> **SELECTION**:
◆ ◆ ◆ ◆
National Labor Relations Board v. Kingston Cake Co.
Decision Date | 05 September 1951 |
Docket Number | No. 10427.,10427. |
Citation | 191 F.2d 563 |
Parties | NATIONAL LABOR RELATIONS BOARD v. KINGSTON CAKE CO., Inc. et al. |
Court | U.S. Court of Appeals — Third Circuit |
Julius Topol, Washington, D. C. (George J. Bott, Gen. Counsel, David P. Findling, Associate Gen. Counsel, A. Norman Somers, Asst. Gen. Counsel, Marcel Mallet-Prevost and Mark C. Curran, all of Washington, D. C., on the brief), for National Labor Relations Board.
Albert N. Danoff, Wilkes-Barre, Pa. (R. Lawrence Coughlin, Wilkes-Barre, Pa., on the brief), for Kingston Mutual Assn.
Max Rosenn, Wilkes-Barre, Pa. (Harold Rosenn, Solomon Lubin, all of Wilkes-Barre, Pa., on the brief), for Kingston Cake Co., Inc., respondents.
Before GOODRICH, STALEY and HASTIE, Circuit Judges.
The National Labor Relations Board has ordered the Kingston Cake Company to reinstate and make financially whole its former employee, Franklin Williams. The Board has also ordered the Kingston Mutual Association, a labor union of Kingston's employees, jointly with the employer to make Williams whole. Pursuant to Section 10(e) of the National Labor Relations Act,1 the Board has petitioned us to enforce these orders.
Whether the Board is entitled to the relief which it prays depends first on whether the Company and the Association have been guilty of unfair labor practices with respect to Williams. The relevant facts follow. Since 1946, there had been competition between the Association and the Bakery and Confectionery Workers, AFL, to represent the Company's employees. The Association had been consistently successful in this competition; and after having won a representation election in February, 1949, had executed a two year contract with the company. Among other things, the contract contained a union security clause, in the following terms:
On March 24, 1949, and pursuant to the petition of the Association, the Board conducted a union-security election, at which a substantial majority of the employees voted to authorize the Association to bargain for a union shop. The results of the election were not certified until May 16, 1949.
◆ ◆ ◆ ◆
> **REQUIRED TASK**: Please reproduce the court opinion in full, word for word. Work only from the court opinion.

Data items:
◆ ◆ ◆ ◆
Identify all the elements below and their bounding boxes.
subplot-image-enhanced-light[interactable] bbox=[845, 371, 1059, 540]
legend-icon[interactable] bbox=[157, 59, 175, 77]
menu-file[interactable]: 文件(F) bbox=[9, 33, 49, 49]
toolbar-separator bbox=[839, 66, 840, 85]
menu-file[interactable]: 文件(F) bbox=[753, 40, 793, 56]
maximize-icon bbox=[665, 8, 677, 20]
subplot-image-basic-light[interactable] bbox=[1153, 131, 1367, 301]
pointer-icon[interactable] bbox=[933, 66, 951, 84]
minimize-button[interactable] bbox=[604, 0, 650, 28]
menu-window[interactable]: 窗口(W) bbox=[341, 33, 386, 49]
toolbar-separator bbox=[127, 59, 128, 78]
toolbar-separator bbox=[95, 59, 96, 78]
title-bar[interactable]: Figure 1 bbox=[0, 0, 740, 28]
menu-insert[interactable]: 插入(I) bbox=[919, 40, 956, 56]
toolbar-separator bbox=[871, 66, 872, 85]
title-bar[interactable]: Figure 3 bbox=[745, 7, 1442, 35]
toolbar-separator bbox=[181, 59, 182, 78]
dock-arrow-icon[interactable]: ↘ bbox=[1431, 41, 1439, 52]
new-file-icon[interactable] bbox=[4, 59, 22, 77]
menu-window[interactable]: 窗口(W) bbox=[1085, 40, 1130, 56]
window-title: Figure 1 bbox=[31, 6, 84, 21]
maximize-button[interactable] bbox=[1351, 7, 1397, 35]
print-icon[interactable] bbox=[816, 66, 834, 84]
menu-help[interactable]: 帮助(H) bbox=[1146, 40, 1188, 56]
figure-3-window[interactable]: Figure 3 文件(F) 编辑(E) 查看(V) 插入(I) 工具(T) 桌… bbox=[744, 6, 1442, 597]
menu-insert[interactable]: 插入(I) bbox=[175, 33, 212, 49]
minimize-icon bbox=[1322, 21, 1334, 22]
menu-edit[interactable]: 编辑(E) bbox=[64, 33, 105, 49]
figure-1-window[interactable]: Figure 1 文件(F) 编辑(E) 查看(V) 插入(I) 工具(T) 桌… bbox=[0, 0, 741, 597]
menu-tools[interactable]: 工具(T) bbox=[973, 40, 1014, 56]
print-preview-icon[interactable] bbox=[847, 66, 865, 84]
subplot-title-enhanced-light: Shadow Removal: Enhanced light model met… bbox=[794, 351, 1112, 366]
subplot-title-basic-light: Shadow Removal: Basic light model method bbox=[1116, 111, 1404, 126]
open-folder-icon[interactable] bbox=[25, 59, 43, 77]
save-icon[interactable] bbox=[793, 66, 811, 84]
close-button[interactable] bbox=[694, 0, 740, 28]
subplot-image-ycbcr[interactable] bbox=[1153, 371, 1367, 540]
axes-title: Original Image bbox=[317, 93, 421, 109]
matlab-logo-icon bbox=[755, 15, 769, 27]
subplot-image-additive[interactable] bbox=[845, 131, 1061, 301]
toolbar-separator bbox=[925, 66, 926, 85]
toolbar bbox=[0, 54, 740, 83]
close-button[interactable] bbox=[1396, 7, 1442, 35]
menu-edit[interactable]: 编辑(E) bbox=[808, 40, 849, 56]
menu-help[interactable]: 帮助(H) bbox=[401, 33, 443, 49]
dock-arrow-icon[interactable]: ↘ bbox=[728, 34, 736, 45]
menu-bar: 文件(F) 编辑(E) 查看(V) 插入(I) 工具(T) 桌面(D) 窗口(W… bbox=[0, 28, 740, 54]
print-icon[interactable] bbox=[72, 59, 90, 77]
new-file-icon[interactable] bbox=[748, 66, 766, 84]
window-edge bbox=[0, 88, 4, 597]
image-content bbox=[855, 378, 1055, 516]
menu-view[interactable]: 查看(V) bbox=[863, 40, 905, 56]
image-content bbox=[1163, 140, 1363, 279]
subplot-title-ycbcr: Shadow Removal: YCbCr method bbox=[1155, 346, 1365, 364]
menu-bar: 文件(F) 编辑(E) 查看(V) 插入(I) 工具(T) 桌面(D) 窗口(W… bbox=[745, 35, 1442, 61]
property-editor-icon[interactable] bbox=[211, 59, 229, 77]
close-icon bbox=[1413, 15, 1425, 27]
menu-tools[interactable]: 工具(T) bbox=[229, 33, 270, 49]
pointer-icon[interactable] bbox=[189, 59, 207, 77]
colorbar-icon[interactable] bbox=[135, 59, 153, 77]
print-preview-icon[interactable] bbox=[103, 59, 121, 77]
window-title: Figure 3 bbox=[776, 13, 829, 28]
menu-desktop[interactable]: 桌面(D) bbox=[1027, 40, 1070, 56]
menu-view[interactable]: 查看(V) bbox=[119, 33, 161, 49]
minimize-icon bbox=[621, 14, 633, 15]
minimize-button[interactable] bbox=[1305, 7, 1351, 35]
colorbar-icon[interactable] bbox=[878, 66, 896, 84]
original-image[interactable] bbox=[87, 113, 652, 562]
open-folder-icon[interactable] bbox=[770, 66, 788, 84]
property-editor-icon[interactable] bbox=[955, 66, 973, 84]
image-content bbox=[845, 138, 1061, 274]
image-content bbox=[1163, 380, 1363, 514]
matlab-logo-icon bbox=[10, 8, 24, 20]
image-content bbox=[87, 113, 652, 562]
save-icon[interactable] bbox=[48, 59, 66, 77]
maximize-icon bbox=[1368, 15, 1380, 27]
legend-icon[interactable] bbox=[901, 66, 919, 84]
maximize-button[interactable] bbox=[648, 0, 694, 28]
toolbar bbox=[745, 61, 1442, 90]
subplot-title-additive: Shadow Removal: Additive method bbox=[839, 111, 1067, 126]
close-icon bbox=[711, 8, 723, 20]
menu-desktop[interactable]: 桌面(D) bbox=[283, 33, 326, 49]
◆ ◆ ◆ ◆
> **FULL OUTPUT**:
National Labor Relations Board v. Kingston Cake Co.
Decision Date | 05 September 1951 |
Docket Number | No. 10427.,10427. |
Citation | 191 F.2d 563 |
Parties | NATIONAL LABOR RELATIONS BOARD v. KINGSTON CAKE CO., Inc. et al. |
Court | U.S. Court of Appeals — Third Circuit |
Julius Topol, Washington, D. C. (George J. Bott, Gen. Counsel, David P. Findling, Associate Gen. Counsel, A. Norman Somers, Asst. Gen. Counsel, Marcel Mallet-Prevost and Mark C. Curran, all of Washington, D. C., on the brief), for National Labor Relations Board.
Albert N. Danoff, Wilkes-Barre, Pa. (R. Lawrence Coughlin, Wilkes-Barre, Pa., on the brief), for Kingston Mutual Assn.
Max Rosenn, Wilkes-Barre, Pa. (Harold Rosenn, Solomon Lubin, all of Wilkes-Barre, Pa., on the brief), for Kingston Cake Co., Inc., respondents.
Before GOODRICH, STALEY and HASTIE, Circuit Judges.
The National Labor Relations Board has ordered the Kingston Cake Company to reinstate and make financially whole its former employee, Franklin Williams. The Board has also ordered the Kingston Mutual Association, a labor union of Kingston's employees, jointly with the employer to make Williams whole. Pursuant to Section 10(e) of the National Labor Relations Act,1 the Board has petitioned us to enforce these orders.
Whether the Board is entitled to the relief which it prays depends first on whether the Company and the Association have been guilty of unfair labor practices with respect to Williams. The relevant facts follow. Since 1946, there had been competition between the Association and the Bakery and Confectionery Workers, AFL, to represent the Company's employees. The Association had been consistently successful in this competition; and after having won a representation election in February, 1949, had executed a two year contract with the company. Among other things, the contract contained a union security clause, in the following terms:
On March 24, 1949, and pursuant to the petition of the Association, the Board conducted a union-security election, at which a substantial majority of the employees voted to authorize the Association to bargain for a union shop. The results of the election were not certified until May 16, 1949.